(Collected data entries)
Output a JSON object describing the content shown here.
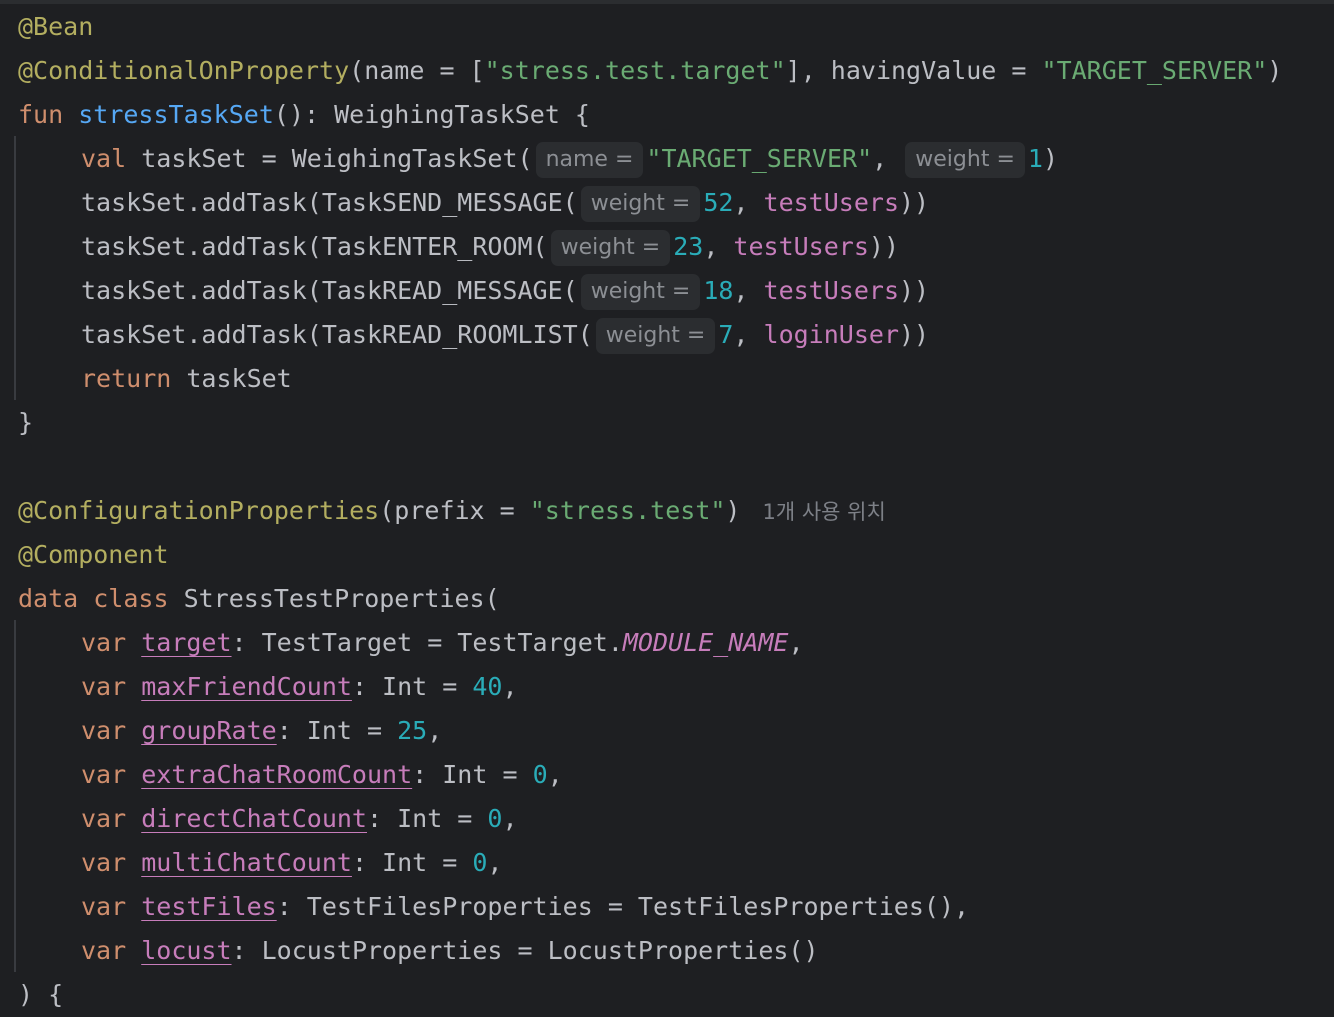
{
  "editor": {
    "lines": [
      {
        "tokens": [
          {
            "t": "@Bean",
            "c": "ann"
          }
        ]
      },
      {
        "tokens": [
          {
            "t": "@ConditionalOnProperty",
            "c": "ann"
          },
          {
            "t": "(name = [",
            "c": "def"
          },
          {
            "t": "\"stress.test.target\"",
            "c": "str"
          },
          {
            "t": "], havingValue = ",
            "c": "def"
          },
          {
            "t": "\"TARGET_SERVER\"",
            "c": "str"
          },
          {
            "t": ")",
            "c": "def"
          }
        ]
      },
      {
        "tokens": [
          {
            "t": "fun ",
            "c": "kw"
          },
          {
            "t": "stressTaskSet",
            "c": "fn"
          },
          {
            "t": "(): WeighingTaskSet {",
            "c": "def"
          }
        ]
      },
      {
        "indent": true,
        "tokens": [
          {
            "t": "val ",
            "c": "kw"
          },
          {
            "t": "taskSet = WeighingTaskSet(",
            "c": "def"
          },
          {
            "t": "name =",
            "c": "hint"
          },
          {
            "t": "\"TARGET_SERVER\"",
            "c": "str"
          },
          {
            "t": ", ",
            "c": "def"
          },
          {
            "t": "weight =",
            "c": "hint"
          },
          {
            "t": "1",
            "c": "num"
          },
          {
            "t": ")",
            "c": "def"
          }
        ]
      },
      {
        "indent": true,
        "tokens": [
          {
            "t": "taskSet.addTask(TaskSEND_MESSAGE(",
            "c": "def"
          },
          {
            "t": "weight =",
            "c": "hint"
          },
          {
            "t": "52",
            "c": "num"
          },
          {
            "t": ", ",
            "c": "def"
          },
          {
            "t": "testUsers",
            "c": "prop"
          },
          {
            "t": "))",
            "c": "def"
          }
        ]
      },
      {
        "indent": true,
        "tokens": [
          {
            "t": "taskSet.addTask(TaskENTER_ROOM(",
            "c": "def"
          },
          {
            "t": "weight =",
            "c": "hint"
          },
          {
            "t": "23",
            "c": "num"
          },
          {
            "t": ", ",
            "c": "def"
          },
          {
            "t": "testUsers",
            "c": "prop"
          },
          {
            "t": "))",
            "c": "def"
          }
        ]
      },
      {
        "indent": true,
        "tokens": [
          {
            "t": "taskSet.addTask(TaskREAD_MESSAGE(",
            "c": "def"
          },
          {
            "t": "weight =",
            "c": "hint"
          },
          {
            "t": "18",
            "c": "num"
          },
          {
            "t": ", ",
            "c": "def"
          },
          {
            "t": "testUsers",
            "c": "prop"
          },
          {
            "t": "))",
            "c": "def"
          }
        ]
      },
      {
        "indent": true,
        "tokens": [
          {
            "t": "taskSet.addTask(TaskREAD_ROOMLIST(",
            "c": "def"
          },
          {
            "t": "weight =",
            "c": "hint"
          },
          {
            "t": "7",
            "c": "num"
          },
          {
            "t": ", ",
            "c": "def"
          },
          {
            "t": "loginUser",
            "c": "prop"
          },
          {
            "t": "))",
            "c": "def"
          }
        ]
      },
      {
        "indent": true,
        "tokens": [
          {
            "t": "return ",
            "c": "kw"
          },
          {
            "t": "taskSet",
            "c": "def"
          }
        ]
      },
      {
        "tokens": [
          {
            "t": "}",
            "c": "def"
          }
        ]
      },
      {
        "tokens": []
      },
      {
        "tokens": [
          {
            "t": "@ConfigurationProperties",
            "c": "ann"
          },
          {
            "t": "(prefix = ",
            "c": "def"
          },
          {
            "t": "\"stress.test\"",
            "c": "str"
          },
          {
            "t": ")",
            "c": "def"
          },
          {
            "t": "1개 사용 위치",
            "c": "usage"
          }
        ]
      },
      {
        "tokens": [
          {
            "t": "@Component",
            "c": "ann"
          }
        ]
      },
      {
        "tokens": [
          {
            "t": "data class ",
            "c": "kw"
          },
          {
            "t": "StressTestProperties(",
            "c": "def"
          }
        ]
      },
      {
        "indent": true,
        "tokens": [
          {
            "t": "var ",
            "c": "kw"
          },
          {
            "t": "target",
            "c": "propu"
          },
          {
            "t": ": TestTarget = TestTarget.",
            "c": "def"
          },
          {
            "t": "MODULE_NAME",
            "c": "enum"
          },
          {
            "t": ",",
            "c": "def"
          }
        ]
      },
      {
        "indent": true,
        "tokens": [
          {
            "t": "var ",
            "c": "kw"
          },
          {
            "t": "maxFriendCount",
            "c": "propu"
          },
          {
            "t": ": Int = ",
            "c": "def"
          },
          {
            "t": "40",
            "c": "num"
          },
          {
            "t": ",",
            "c": "def"
          }
        ]
      },
      {
        "indent": true,
        "tokens": [
          {
            "t": "var ",
            "c": "kw"
          },
          {
            "t": "groupRate",
            "c": "propu"
          },
          {
            "t": ": Int = ",
            "c": "def"
          },
          {
            "t": "25",
            "c": "num"
          },
          {
            "t": ",",
            "c": "def"
          }
        ]
      },
      {
        "indent": true,
        "tokens": [
          {
            "t": "var ",
            "c": "kw"
          },
          {
            "t": "extraChatRoomCount",
            "c": "propu"
          },
          {
            "t": ": Int = ",
            "c": "def"
          },
          {
            "t": "0",
            "c": "num"
          },
          {
            "t": ",",
            "c": "def"
          }
        ]
      },
      {
        "indent": true,
        "tokens": [
          {
            "t": "var ",
            "c": "kw"
          },
          {
            "t": "directChatCount",
            "c": "propu"
          },
          {
            "t": ": Int = ",
            "c": "def"
          },
          {
            "t": "0",
            "c": "num"
          },
          {
            "t": ",",
            "c": "def"
          }
        ]
      },
      {
        "indent": true,
        "tokens": [
          {
            "t": "var ",
            "c": "kw"
          },
          {
            "t": "multiChatCount",
            "c": "propu"
          },
          {
            "t": ": Int = ",
            "c": "def"
          },
          {
            "t": "0",
            "c": "num"
          },
          {
            "t": ",",
            "c": "def"
          }
        ]
      },
      {
        "indent": true,
        "tokens": [
          {
            "t": "var ",
            "c": "kw"
          },
          {
            "t": "testFiles",
            "c": "propu"
          },
          {
            "t": ": TestFilesProperties = TestFilesProperties(),",
            "c": "def"
          }
        ]
      },
      {
        "indent": true,
        "tokens": [
          {
            "t": "var ",
            "c": "kw"
          },
          {
            "t": "locust",
            "c": "propu"
          },
          {
            "t": ": LocustProperties = LocustProperties()",
            "c": "def"
          }
        ]
      },
      {
        "tokens": [
          {
            "t": ") {",
            "c": "def"
          }
        ]
      }
    ]
  },
  "colors": {
    "background": "#1e1f22",
    "annotation": "#b3ae60",
    "keyword": "#cf8e6d",
    "function": "#56a8f5",
    "string": "#6aab73",
    "number": "#2aacb8",
    "property": "#c77dbb",
    "default_text": "#bcbec4",
    "inlay_hint_bg": "#2b2d30"
  }
}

-- Exercise description --
Leave the images out and output the remaining material exactly as it stands.

-- Finished exercise --
Output a JSON object describing the content shown here.
{
  "editor": {
    "lines": [
      {
        "tokens": [
          {
            "t": "@Bean",
            "c": "ann"
          }
        ]
      },
      {
        "tokens": [
          {
            "t": "@ConditionalOnProperty",
            "c": "ann"
          },
          {
            "t": "(name = [",
            "c": "def"
          },
          {
            "t": "\"stress.test.target\"",
            "c": "str"
          },
          {
            "t": "], havingValue = ",
            "c": "def"
          },
          {
            "t": "\"TARGET_SERVER\"",
            "c": "str"
          },
          {
            "t": ")",
            "c": "def"
          }
        ]
      },
      {
        "tokens": [
          {
            "t": "fun ",
            "c": "kw"
          },
          {
            "t": "stressTaskSet",
            "c": "fn"
          },
          {
            "t": "(): WeighingTaskSet {",
            "c": "def"
          }
        ]
      },
      {
        "indent": true,
        "tokens": [
          {
            "t": "val ",
            "c": "kw"
          },
          {
            "t": "taskSet = WeighingTaskSet(",
            "c": "def"
          },
          {
            "t": "name =",
            "c": "hint"
          },
          {
            "t": "\"TARGET_SERVER\"",
            "c": "str"
          },
          {
            "t": ", ",
            "c": "def"
          },
          {
            "t": "weight =",
            "c": "hint"
          },
          {
            "t": "1",
            "c": "num"
          },
          {
            "t": ")",
            "c": "def"
          }
        ]
      },
      {
        "indent": true,
        "tokens": [
          {
            "t": "taskSet.addTask(TaskSEND_MESSAGE(",
            "c": "def"
          },
          {
            "t": "weight =",
            "c": "hint"
          },
          {
            "t": "52",
            "c": "num"
          },
          {
            "t": ", ",
            "c": "def"
          },
          {
            "t": "testUsers",
            "c": "prop"
          },
          {
            "t": "))",
            "c": "def"
          }
        ]
      },
      {
        "indent": true,
        "tokens": [
          {
            "t": "taskSet.addTask(TaskENTER_ROOM(",
            "c": "def"
          },
          {
            "t": "weight =",
            "c": "hint"
          },
          {
            "t": "23",
            "c": "num"
          },
          {
            "t": ", ",
            "c": "def"
          },
          {
            "t": "testUsers",
            "c": "prop"
          },
          {
            "t": "))",
            "c": "def"
          }
        ]
      },
      {
        "indent": true,
        "tokens": [
          {
            "t": "taskSet.addTask(TaskREAD_MESSAGE(",
            "c": "def"
          },
          {
            "t": "weight =",
            "c": "hint"
          },
          {
            "t": "18",
            "c": "num"
          },
          {
            "t": ", ",
            "c": "def"
          },
          {
            "t": "testUsers",
            "c": "prop"
          },
          {
            "t": "))",
            "c": "def"
          }
        ]
      },
      {
        "indent": true,
        "tokens": [
          {
            "t": "taskSet.addTask(TaskREAD_ROOMLIST(",
            "c": "def"
          },
          {
            "t": "weight =",
            "c": "hint"
          },
          {
            "t": "7",
            "c": "num"
          },
          {
            "t": ", ",
            "c": "def"
          },
          {
            "t": "loginUser",
            "c": "prop"
          },
          {
            "t": "))",
            "c": "def"
          }
        ]
      },
      {
        "indent": true,
        "tokens": [
          {
            "t": "return ",
            "c": "kw"
          },
          {
            "t": "taskSet",
            "c": "def"
          }
        ]
      },
      {
        "tokens": [
          {
            "t": "}",
            "c": "def"
          }
        ]
      },
      {
        "tokens": []
      },
      {
        "tokens": [
          {
            "t": "@ConfigurationProperties",
            "c": "ann"
          },
          {
            "t": "(prefix = ",
            "c": "def"
          },
          {
            "t": "\"stress.test\"",
            "c": "str"
          },
          {
            "t": ")",
            "c": "def"
          },
          {
            "t": "1개 사용 위치",
            "c": "usage"
          }
        ]
      },
      {
        "tokens": [
          {
            "t": "@Component",
            "c": "ann"
          }
        ]
      },
      {
        "tokens": [
          {
            "t": "data class ",
            "c": "kw"
          },
          {
            "t": "StressTestProperties(",
            "c": "def"
          }
        ]
      },
      {
        "indent": true,
        "tokens": [
          {
            "t": "var ",
            "c": "kw"
          },
          {
            "t": "target",
            "c": "propu"
          },
          {
            "t": ": TestTarget = TestTarget.",
            "c": "def"
          },
          {
            "t": "MODULE_NAME",
            "c": "enum"
          },
          {
            "t": ",",
            "c": "def"
          }
        ]
      },
      {
        "indent": true,
        "tokens": [
          {
            "t": "var ",
            "c": "kw"
          },
          {
            "t": "maxFriendCount",
            "c": "propu"
          },
          {
            "t": ": Int = ",
            "c": "def"
          },
          {
            "t": "40",
            "c": "num"
          },
          {
            "t": ",",
            "c": "def"
          }
        ]
      },
      {
        "indent": true,
        "tokens": [
          {
            "t": "var ",
            "c": "kw"
          },
          {
            "t": "groupRate",
            "c": "propu"
          },
          {
            "t": ": Int = ",
            "c": "def"
          },
          {
            "t": "25",
            "c": "num"
          },
          {
            "t": ",",
            "c": "def"
          }
        ]
      },
      {
        "indent": true,
        "tokens": [
          {
            "t": "var ",
            "c": "kw"
          },
          {
            "t": "extraChatRoomCount",
            "c": "propu"
          },
          {
            "t": ": Int = ",
            "c": "def"
          },
          {
            "t": "0",
            "c": "num"
          },
          {
            "t": ",",
            "c": "def"
          }
        ]
      },
      {
        "indent": true,
        "tokens": [
          {
            "t": "var ",
            "c": "kw"
          },
          {
            "t": "directChatCount",
            "c": "propu"
          },
          {
            "t": ": Int = ",
            "c": "def"
          },
          {
            "t": "0",
            "c": "num"
          },
          {
            "t": ",",
            "c": "def"
          }
        ]
      },
      {
        "indent": true,
        "tokens": [
          {
            "t": "var ",
            "c": "kw"
          },
          {
            "t": "multiChatCount",
            "c": "propu"
          },
          {
            "t": ": Int = ",
            "c": "def"
          },
          {
            "t": "0",
            "c": "num"
          },
          {
            "t": ",",
            "c": "def"
          }
        ]
      },
      {
        "indent": true,
        "tokens": [
          {
            "t": "var ",
            "c": "kw"
          },
          {
            "t": "testFiles",
            "c": "propu"
          },
          {
            "t": ": TestFilesProperties = TestFilesProperties(),",
            "c": "def"
          }
        ]
      },
      {
        "indent": true,
        "tokens": [
          {
            "t": "var ",
            "c": "kw"
          },
          {
            "t": "locust",
            "c": "propu"
          },
          {
            "t": ": LocustProperties = LocustProperties()",
            "c": "def"
          }
        ]
      },
      {
        "tokens": [
          {
            "t": ") {",
            "c": "def"
          }
        ]
      }
    ]
  },
  "colors": {
    "background": "#1e1f22",
    "annotation": "#b3ae60",
    "keyword": "#cf8e6d",
    "function": "#56a8f5",
    "string": "#6aab73",
    "number": "#2aacb8",
    "property": "#c77dbb",
    "default_text": "#bcbec4",
    "inlay_hint_bg": "#2b2d30"
  }
}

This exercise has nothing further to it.